I've been tracking the average rapid rating every day since 10|0 was recategorized as rapid last September. The average rose to ~1025 just after the change (when the site was setting active 10|0 players' rapid ratings = their blitz ratings) and has been decreasing every day since then. Today it stands at 867.02.

I think that you're correct in your explanation of why this is happening. The site allows players to choose their own rating during account creation based on how they answer the "what is your level of chess experience?" question. "New to chess" = 400, "Beginner" = 800, "Intermediate" = 1200 and so on. Couple that with millions of players having joined the site recently due to The Queen's Gambit, and most likely having chosen starting ratings of 400 or 800, and it's not surprising that the average rating is decreasing. Based on the changes I've observed in the population numbers on the leaderboard (and that used to be shown on the old stats page), these new players represent a substantial fraction of the total rapid pool.

My understanding of how the rating math works is just as you say: the average will be more or less equal to the starting rating, and the strength of the new players won't change this. For example, if the average were 1200, every player started at 1200, and a massive influx of weaker players were to join, then we'd expect the average to remain 1200 but for ratings to inflate so that the new 1200 represents a weaker level of strength than the old 1200. I don't think that we'd expect the continuous leftward shift of the peak of the rating distribution that we've been seeing.

SET PROBLEM 1 -> Retype the rapid-rating post from "I think that" to "total rapid pool.", keeping every word and mark unchanged.
SET PROBLEM 2 -> Name every answer to the experience-level question that the rapid-rating post gives, along with the starting rating each one sets.
SET PROBLEM 3 -> Carry on the rapid-rating post, starting right after its last sentence.

DATA EXCERPTS ->
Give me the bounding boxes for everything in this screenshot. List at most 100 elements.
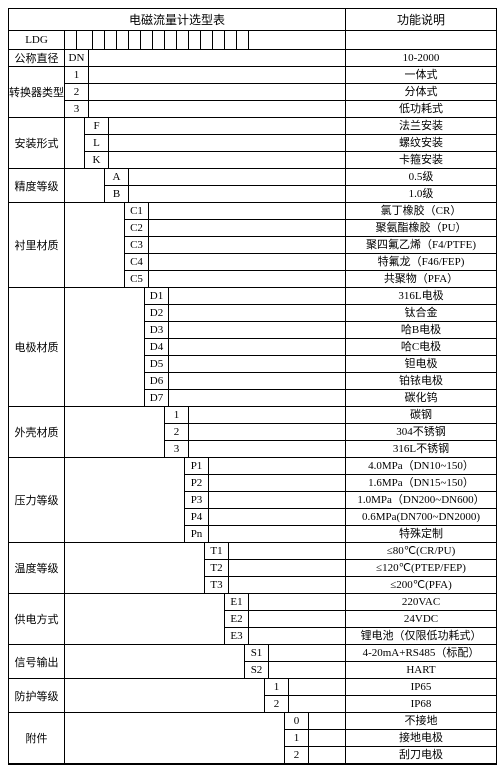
desc-cell: 316L电极 bbox=[345, 288, 496, 304]
param-label: 转换器类型 bbox=[9, 67, 65, 117]
desc-cell: 哈C电极 bbox=[345, 339, 496, 355]
desc-cell: 一体式 bbox=[345, 67, 496, 83]
desc-cell: ≤200℃(PFA) bbox=[345, 577, 496, 593]
code-cell: D7 bbox=[145, 390, 169, 406]
desc-cell: 铂铱电极 bbox=[345, 373, 496, 389]
desc-header: 功能说明 bbox=[346, 9, 496, 30]
code-cell: T2 bbox=[205, 560, 229, 576]
code-cell: 3 bbox=[165, 441, 189, 457]
desc-cell: 锂电池（仅限低功耗式） bbox=[345, 628, 496, 644]
code-cell: D6 bbox=[145, 373, 169, 389]
desc-cell: 4.0MPa（DN10~150） bbox=[345, 458, 496, 474]
desc-cell: 法兰安装 bbox=[345, 118, 496, 134]
desc-cell: 0.5级 bbox=[345, 169, 496, 185]
code-box bbox=[129, 31, 141, 49]
desc-cell: 24VDC bbox=[345, 611, 496, 627]
code-cell: 1 bbox=[285, 730, 309, 746]
param-label: 公称直径 bbox=[9, 50, 65, 66]
desc-cell: 低功耗式 bbox=[345, 101, 496, 117]
param-label: 电极材质 bbox=[9, 288, 65, 406]
param-label: 温度等级 bbox=[9, 543, 65, 593]
desc-cell: 螺纹安装 bbox=[345, 135, 496, 151]
table-title: 电磁流量计选型表 bbox=[9, 9, 346, 30]
desc-cell: 1.6MPa（DN15~150） bbox=[345, 475, 496, 491]
desc-cell: 1.0MPa（DN200~DN600） bbox=[345, 492, 496, 508]
code-cell: E1 bbox=[225, 594, 249, 610]
desc-cell: 刮刀电极 bbox=[345, 747, 496, 763]
code-cell: 0 bbox=[285, 713, 309, 729]
desc-cell: ≤80℃(CR/PU) bbox=[345, 543, 496, 559]
param-label: 压力等级 bbox=[9, 458, 65, 542]
code-cell: P3 bbox=[185, 492, 209, 508]
code-box bbox=[65, 31, 77, 49]
code-cell: C4 bbox=[125, 254, 149, 270]
code-cell: DN bbox=[65, 50, 89, 66]
code-cell: S1 bbox=[245, 645, 269, 661]
code-cell: P1 bbox=[185, 458, 209, 474]
desc-cell: 氯丁橡胶（CR） bbox=[345, 203, 496, 219]
desc-cell: HART bbox=[345, 662, 496, 678]
code-cell: 1 bbox=[165, 407, 189, 423]
desc-cell: 特氟龙（F46/FEP) bbox=[345, 254, 496, 270]
desc-cell: 卡箍安装 bbox=[345, 152, 496, 168]
param-label: 外壳材质 bbox=[9, 407, 65, 457]
code-cell: D3 bbox=[145, 322, 169, 338]
desc-cell: 316L不锈钢 bbox=[345, 441, 496, 457]
code-cell: 1 bbox=[65, 67, 89, 83]
desc-cell: 钽电极 bbox=[345, 356, 496, 372]
code-cell: P2 bbox=[185, 475, 209, 491]
code-box bbox=[117, 31, 129, 49]
code-box bbox=[213, 31, 225, 49]
code-box bbox=[153, 31, 165, 49]
desc-cell: ≤120℃(PTEP/FEP) bbox=[345, 560, 496, 576]
param-label: 安装形式 bbox=[9, 118, 65, 168]
code-box bbox=[177, 31, 189, 49]
code-box bbox=[105, 31, 117, 49]
code-cell: L bbox=[85, 135, 109, 151]
code-cell: D4 bbox=[145, 339, 169, 355]
param-label: 防护等级 bbox=[9, 679, 65, 712]
code-cell: 1 bbox=[265, 679, 289, 695]
code-cell: C2 bbox=[125, 220, 149, 236]
code-cell: C1 bbox=[125, 203, 149, 219]
code-cell: 2 bbox=[265, 696, 289, 712]
code-cell: Pn bbox=[185, 526, 209, 542]
code-cell: B bbox=[105, 186, 129, 202]
desc-cell: 碳钢 bbox=[345, 407, 496, 423]
code-box bbox=[93, 31, 105, 49]
code-cell: D1 bbox=[145, 288, 169, 304]
code-box bbox=[165, 31, 177, 49]
desc-cell: IP68 bbox=[345, 696, 496, 712]
code-cell: 2 bbox=[165, 424, 189, 440]
desc-cell: 220VAC bbox=[345, 594, 496, 610]
param-label: 信号输出 bbox=[9, 645, 65, 678]
code-cell: E3 bbox=[225, 628, 249, 644]
desc-cell: 1.0级 bbox=[345, 186, 496, 202]
code-cell: T1 bbox=[205, 543, 229, 559]
code-cell: C5 bbox=[125, 271, 149, 287]
desc-cell bbox=[345, 31, 496, 49]
code-cell: K bbox=[85, 152, 109, 168]
code-cell: 2 bbox=[285, 747, 309, 763]
code-box bbox=[189, 31, 201, 49]
param-label: 精度等级 bbox=[9, 169, 65, 202]
desc-cell: 不接地 bbox=[345, 713, 496, 729]
code-cell: A bbox=[105, 169, 129, 185]
param-label: 衬里材质 bbox=[9, 203, 65, 287]
code-box bbox=[225, 31, 237, 49]
code-cell: E2 bbox=[225, 611, 249, 627]
desc-cell: 钛合金 bbox=[345, 305, 496, 321]
code-cell: 2 bbox=[65, 84, 89, 100]
code-box bbox=[201, 31, 213, 49]
code-box bbox=[141, 31, 153, 49]
desc-cell: 共聚物（PFA） bbox=[345, 271, 496, 287]
code-box bbox=[81, 31, 93, 49]
code-cell: 3 bbox=[65, 101, 89, 117]
code-cell: S2 bbox=[245, 662, 269, 678]
desc-cell: 聚氨酯橡胶（PU） bbox=[345, 220, 496, 236]
param-label: 供电方式 bbox=[9, 594, 65, 644]
code-cell: D2 bbox=[145, 305, 169, 321]
desc-cell: 聚四氟乙烯（F4/PTFE) bbox=[345, 237, 496, 253]
desc-cell: 10-2000 bbox=[345, 50, 496, 66]
desc-cell: 特殊定制 bbox=[345, 526, 496, 542]
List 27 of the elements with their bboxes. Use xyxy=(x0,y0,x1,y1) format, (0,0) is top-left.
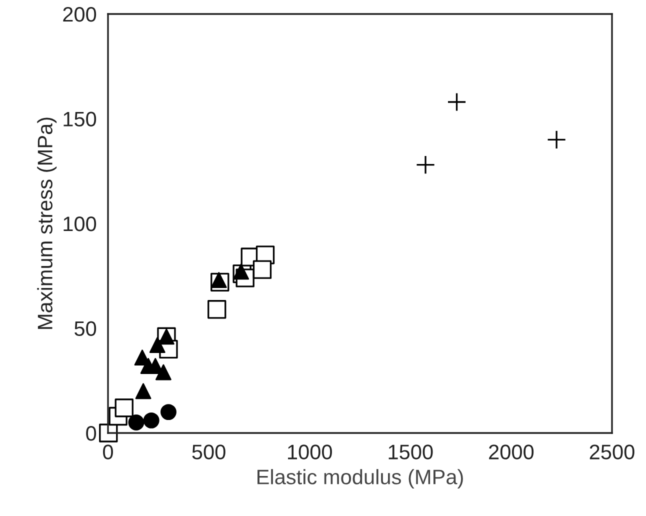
point xyxy=(447,92,466,112)
point xyxy=(114,398,134,418)
point xyxy=(160,404,176,420)
x-tick-label: 2500 xyxy=(590,444,634,460)
x-tick-label: 1000 xyxy=(288,444,332,460)
point xyxy=(155,364,172,380)
point xyxy=(208,300,226,319)
y-axis-title: Maximum stress (MPa) xyxy=(37,118,57,329)
point xyxy=(135,383,152,400)
x-axis-title: Elastic modulus (MPa) xyxy=(258,469,463,488)
x-tick-label: 1500 xyxy=(388,444,433,460)
point xyxy=(143,412,160,428)
point xyxy=(128,414,144,431)
y-tick-label: 0 xyxy=(86,426,96,441)
point xyxy=(546,130,566,150)
x-tick-label: 500 xyxy=(192,444,226,460)
point xyxy=(252,260,272,279)
x-tick-label: 2000 xyxy=(489,444,534,460)
y-tick-label: 100 xyxy=(64,216,96,232)
point xyxy=(210,272,227,288)
y-tick-label: 150 xyxy=(64,112,96,127)
y-tick-label: 50 xyxy=(74,321,96,336)
point xyxy=(416,155,436,174)
point xyxy=(233,264,250,280)
x-tick-label: 0 xyxy=(103,444,113,460)
y-tick-label: 200 xyxy=(63,7,96,22)
point xyxy=(149,337,166,353)
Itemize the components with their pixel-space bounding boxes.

EXPECTED OUTPUT 1 ->
I think that you're correct in your explanation of why this is happening. The site allows players to choose their own rating during account creation based on how they answer the "what is your level of chess experience?" question. "New to chess" = 400, "Beginner" = 800, "Intermediate" = 1200 and so on. Couple that with millions of players having joined the site recently due to The Queen's Gambit, and most likely having chosen starting ratings of 400 or 800, and it's not surprising that the average rating is decreasing. Based on the changes I've observed in the population numbers on the leaderboard (and that used to be shown on the old stats page), these new players represent a substantial fraction of the total rapid pool.

EXPECTED OUTPUT 2 ->
- "New to chess": 400
- "Beginner": 800
- "Intermediate": 1200

EXPECTED OUTPUT 3 ->
There's a sense in which all of this doesn't matter because rating numbers are arbitrary, but there's also "common knowledge" in the community regarding what level of strength a given rating on the site represents, and I think that these two factors of "choose your own rating" and millions of new players joining are shifting the underlying reality a lot faster than people's perceptions of this common knowledge are changing, leading to people wondering and complaining about "how is this kind of play happening at 1000?" and similar observations.

For this reason, while I understand the choice to allow "choose your own rating" to improve new player experience, I think it might be doing more harm than good relative to the old "everyone starts at 1200 without exception" approach. If things continue on the current trajectory, I can see average ratings getting pretty low depending on just how many people are choosing "new to chess" (400) vs. "beginner" (800).

Xanitrep

I don't really get the point of your post other than "lol TL;DR."

However, I'll take the opportunity to point out that the average rapid rating continues to decrease each day. It was 867.02 when I wrote my previous comment, and now it's 848.26.